◆ EXERCISE DESCRIPTION: Search the data below for the string "this". Extract every line that contains it.

◆ SUPPLIED RECORDS:

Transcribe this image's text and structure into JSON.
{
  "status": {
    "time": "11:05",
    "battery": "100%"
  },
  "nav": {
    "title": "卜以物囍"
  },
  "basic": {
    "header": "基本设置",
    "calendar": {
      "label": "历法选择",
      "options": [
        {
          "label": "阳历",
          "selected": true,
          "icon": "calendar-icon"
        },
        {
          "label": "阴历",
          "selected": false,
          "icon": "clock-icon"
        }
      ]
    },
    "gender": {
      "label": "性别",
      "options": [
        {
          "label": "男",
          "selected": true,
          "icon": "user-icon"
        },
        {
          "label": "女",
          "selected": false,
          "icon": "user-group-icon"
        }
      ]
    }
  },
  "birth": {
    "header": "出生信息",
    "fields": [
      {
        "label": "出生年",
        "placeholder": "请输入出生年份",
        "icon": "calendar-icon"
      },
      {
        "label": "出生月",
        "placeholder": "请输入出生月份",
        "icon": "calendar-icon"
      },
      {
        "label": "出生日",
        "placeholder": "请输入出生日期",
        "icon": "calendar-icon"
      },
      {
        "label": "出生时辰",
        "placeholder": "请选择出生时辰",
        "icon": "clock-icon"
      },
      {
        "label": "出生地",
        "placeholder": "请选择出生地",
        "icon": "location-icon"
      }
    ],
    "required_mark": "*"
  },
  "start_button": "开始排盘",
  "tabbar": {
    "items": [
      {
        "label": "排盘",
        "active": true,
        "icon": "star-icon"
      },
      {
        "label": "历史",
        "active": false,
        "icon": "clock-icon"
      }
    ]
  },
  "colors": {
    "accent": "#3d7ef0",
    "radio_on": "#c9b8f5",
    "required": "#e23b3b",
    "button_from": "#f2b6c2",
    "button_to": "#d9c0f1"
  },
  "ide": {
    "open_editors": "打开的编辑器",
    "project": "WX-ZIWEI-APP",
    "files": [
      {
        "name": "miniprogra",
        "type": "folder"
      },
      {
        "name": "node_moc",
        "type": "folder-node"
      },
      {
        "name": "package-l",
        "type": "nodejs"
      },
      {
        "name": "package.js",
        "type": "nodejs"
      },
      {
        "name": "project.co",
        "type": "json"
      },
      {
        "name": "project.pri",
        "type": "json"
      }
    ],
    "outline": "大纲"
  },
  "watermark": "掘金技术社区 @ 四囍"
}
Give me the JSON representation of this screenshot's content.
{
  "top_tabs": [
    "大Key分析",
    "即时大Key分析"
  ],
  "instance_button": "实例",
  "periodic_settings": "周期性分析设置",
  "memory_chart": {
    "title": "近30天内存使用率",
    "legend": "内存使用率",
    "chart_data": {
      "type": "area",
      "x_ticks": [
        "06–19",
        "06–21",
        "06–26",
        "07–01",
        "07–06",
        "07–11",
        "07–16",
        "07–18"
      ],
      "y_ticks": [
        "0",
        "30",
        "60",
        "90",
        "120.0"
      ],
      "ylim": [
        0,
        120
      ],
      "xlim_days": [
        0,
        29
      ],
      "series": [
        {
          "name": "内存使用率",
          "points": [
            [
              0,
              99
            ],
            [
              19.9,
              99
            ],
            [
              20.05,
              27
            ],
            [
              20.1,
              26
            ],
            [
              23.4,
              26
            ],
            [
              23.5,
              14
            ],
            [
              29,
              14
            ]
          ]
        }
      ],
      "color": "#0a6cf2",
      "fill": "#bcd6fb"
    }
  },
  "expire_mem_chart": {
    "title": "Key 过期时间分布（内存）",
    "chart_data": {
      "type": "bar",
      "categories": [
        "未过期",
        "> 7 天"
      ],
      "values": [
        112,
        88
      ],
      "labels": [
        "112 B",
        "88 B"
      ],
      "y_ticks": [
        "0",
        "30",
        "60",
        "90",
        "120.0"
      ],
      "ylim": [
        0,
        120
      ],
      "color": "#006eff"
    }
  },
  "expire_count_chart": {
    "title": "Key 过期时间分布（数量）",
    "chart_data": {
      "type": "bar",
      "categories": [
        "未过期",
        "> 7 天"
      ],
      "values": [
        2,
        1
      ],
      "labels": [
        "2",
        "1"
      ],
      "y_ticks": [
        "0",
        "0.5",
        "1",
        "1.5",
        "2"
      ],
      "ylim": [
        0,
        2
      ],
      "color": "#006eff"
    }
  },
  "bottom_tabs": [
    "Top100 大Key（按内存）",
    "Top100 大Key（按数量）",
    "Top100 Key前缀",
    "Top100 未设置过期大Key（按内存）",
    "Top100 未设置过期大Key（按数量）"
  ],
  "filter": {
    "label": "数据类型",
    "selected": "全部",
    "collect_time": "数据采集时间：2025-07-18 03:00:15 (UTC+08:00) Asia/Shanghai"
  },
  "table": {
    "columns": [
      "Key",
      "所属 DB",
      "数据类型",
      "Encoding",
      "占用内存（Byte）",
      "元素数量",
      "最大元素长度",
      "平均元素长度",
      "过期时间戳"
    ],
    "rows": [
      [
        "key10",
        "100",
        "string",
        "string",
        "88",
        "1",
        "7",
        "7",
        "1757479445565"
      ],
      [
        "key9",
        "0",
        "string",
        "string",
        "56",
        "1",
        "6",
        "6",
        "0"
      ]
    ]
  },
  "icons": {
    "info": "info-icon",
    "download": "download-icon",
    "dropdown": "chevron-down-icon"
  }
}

◆ FINAL ANSWER:
Transcribe this image's text and structure into JSON.
Give me the JSON representation of this screenshot's content.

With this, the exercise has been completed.